READING PASSAGE >>
· · ·
One HUGE problem with moving libraries into a shared directory is if they hold references to objects within the web-app. If that's the case, then they will prevent the JVM from reclaiming the space used by the web-app, leading to permgen exhaustion. – Aggrieve 6/11, 2009 at 13:58

But if the shared library does not have statics that hold references to webapp objects, the second approach is OK, right? – Giamo 7/11, 2009 at 8:45

Of course. But how do you know? For example, the JDK's Introspector class caches class definitions, which means that if you use it from a web-app, you have to explicitly flush the cache on redeploy. But what if your shared marshalling library uses Introspector under the covers? – Aggrieve 7/11, 2009 at 13:32

"But how do you know?". By manually or automatically inspecting the code. (It would be feasible to write a utility that checked the classes in a JAR file for potentially troublesome statics.) – Giamo 7/11, 2009 at 23:28

C

13

In any environment where downtime is a consideration, you are surely running some sort of cluster of servers to increase reliability via redundancy. I'd take a host out of the cluster, update it, and then throw it back into the cluster. If you have an update that cannot run in a mixed environment (incompatible schema change required on the db, for example), you are going to have to take the whole site down, at least for a moment. The trick is to bring up replacement processes before dropping the originals.

Using tomcat as an example - you can use CATALINA_BASE to define a directory where all of tomcat's working directories will be found, separate from the executable code. Every time I deploy software, I deploy to a new base directory so that I can have new code resident on disk next to old code. I can then start up another instance of tomcat which points to the new base directory, get everything started up and running, then swap the old process (port number) with the new one in the load balancer.

If I am concerned about preserving session data across the switch, I can set up my system such that every host has a partner to which it replicates session data. I can drop one of those hosts, update it, bring it back up so that it picks the session data back up, and then switch the two hosts. If I've got multiple pairs in the cluster, I can drop half of all pairs, then do a mass switch, or I can do them a pair at a time, depending upon the requirements of the release, requirements of the enterprise, etc. Personally, however, I prefer to just allow end-users to suffer the very occasional loss of an active session rather than deal with trying to upgrade with sessions intact.
· · ·
TASK SET >>
A - In the web-app redeployment thread, rewrite the passage from "If I am concerned" to "with sessions intact.", changing "session data" to "session state".
B - In the web-app redeployment thread, which JDK class is said to cache class definitions?

AVAILABLE DATA >>
· · ·
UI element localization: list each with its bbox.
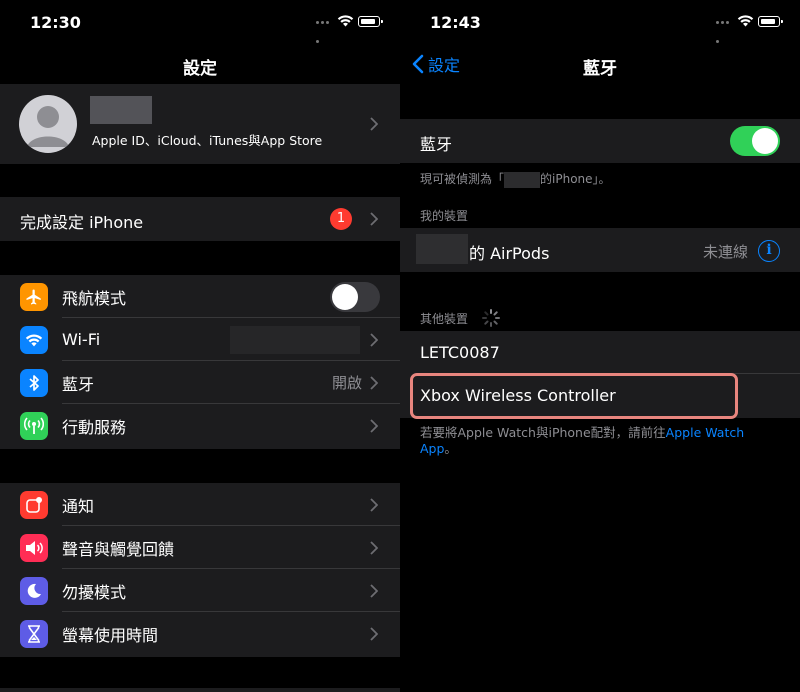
· · ·
PROBLEM SOLUTIONS >>
A -
If I am concerned about preserving session state across the switch, I can set up my system such that every host has a partner to which it replicates session state. I can drop one of those hosts, update it, bring it back up so that it picks the session state back up, and then switch the two hosts. If I've got multiple pairs in the cluster, I can drop half of all pairs, then do a mass switch, or I can do them a pair at a time, depending upon the requirements of the release, requirements of the enterprise, etc. Personally, however, I prefer to just allow end-users to suffer the very occasional loss of an active session rather than deal with trying to upgrade with sessions intact.

B - The Introspector class.